▸ Exercise directions:
Output every entry exactly as written.

▸ Data to use:

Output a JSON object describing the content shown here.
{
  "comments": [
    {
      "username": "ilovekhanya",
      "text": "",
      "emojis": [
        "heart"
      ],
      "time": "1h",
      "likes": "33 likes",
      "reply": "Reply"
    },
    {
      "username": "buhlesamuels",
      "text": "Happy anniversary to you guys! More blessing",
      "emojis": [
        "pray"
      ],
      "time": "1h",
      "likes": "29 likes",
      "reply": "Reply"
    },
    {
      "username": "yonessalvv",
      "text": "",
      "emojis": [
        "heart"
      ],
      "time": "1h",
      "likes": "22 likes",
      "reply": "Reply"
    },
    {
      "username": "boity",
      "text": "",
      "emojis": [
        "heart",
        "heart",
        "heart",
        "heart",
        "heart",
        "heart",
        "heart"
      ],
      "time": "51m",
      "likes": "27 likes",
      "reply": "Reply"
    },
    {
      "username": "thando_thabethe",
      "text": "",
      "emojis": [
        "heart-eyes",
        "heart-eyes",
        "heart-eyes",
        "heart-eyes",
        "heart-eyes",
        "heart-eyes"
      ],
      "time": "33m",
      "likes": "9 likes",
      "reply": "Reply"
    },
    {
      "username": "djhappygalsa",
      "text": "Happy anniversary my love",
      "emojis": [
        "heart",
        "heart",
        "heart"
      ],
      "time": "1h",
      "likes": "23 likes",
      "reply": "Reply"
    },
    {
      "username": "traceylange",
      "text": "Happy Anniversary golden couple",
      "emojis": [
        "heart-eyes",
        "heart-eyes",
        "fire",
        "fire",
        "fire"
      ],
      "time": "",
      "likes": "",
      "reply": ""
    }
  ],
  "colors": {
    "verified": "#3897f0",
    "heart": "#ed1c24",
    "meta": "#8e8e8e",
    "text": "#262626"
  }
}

▸ Complete output:
Output a JSON object describing the content shown here.
{
  "comments": [
    {
      "username": "ilovekhanya",
      "text": "",
      "emojis": [
        "heart"
      ],
      "time": "1h",
      "likes": "33 likes",
      "reply": "Reply"
    },
    {
      "username": "buhlesamuels",
      "text": "Happy anniversary to you guys! More blessing",
      "emojis": [
        "pray"
      ],
      "time": "1h",
      "likes": "29 likes",
      "reply": "Reply"
    },
    {
      "username": "yonessalvv",
      "text": "",
      "emojis": [
        "heart"
      ],
      "time": "1h",
      "likes": "22 likes",
      "reply": "Reply"
    },
    {
      "username": "boity",
      "text": "",
      "emojis": [
        "heart",
        "heart",
        "heart",
        "heart",
        "heart",
        "heart",
        "heart"
      ],
      "time": "51m",
      "likes": "27 likes",
      "reply": "Reply"
    },
    {
      "username": "thando_thabethe",
      "text": "",
      "emojis": [
        "heart-eyes",
        "heart-eyes",
        "heart-eyes",
        "heart-eyes",
        "heart-eyes",
        "heart-eyes"
      ],
      "time": "33m",
      "likes": "9 likes",
      "reply": "Reply"
    },
    {
      "username": "djhappygalsa",
      "text": "Happy anniversary my love",
      "emojis": [
        "heart",
        "heart",
        "heart"
      ],
      "time": "1h",
      "likes": "23 likes",
      "reply": "Reply"
    },
    {
      "username": "traceylange",
      "text": "Happy Anniversary golden couple",
      "emojis": [
        "heart-eyes",
        "heart-eyes",
        "fire",
        "fire",
        "fire"
      ],
      "time": "",
      "likes": "",
      "reply": ""
    }
  ],
  "colors": {
    "verified": "#3897f0",
    "heart": "#ed1c24",
    "meta": "#8e8e8e",
    "text": "#262626"
  }
}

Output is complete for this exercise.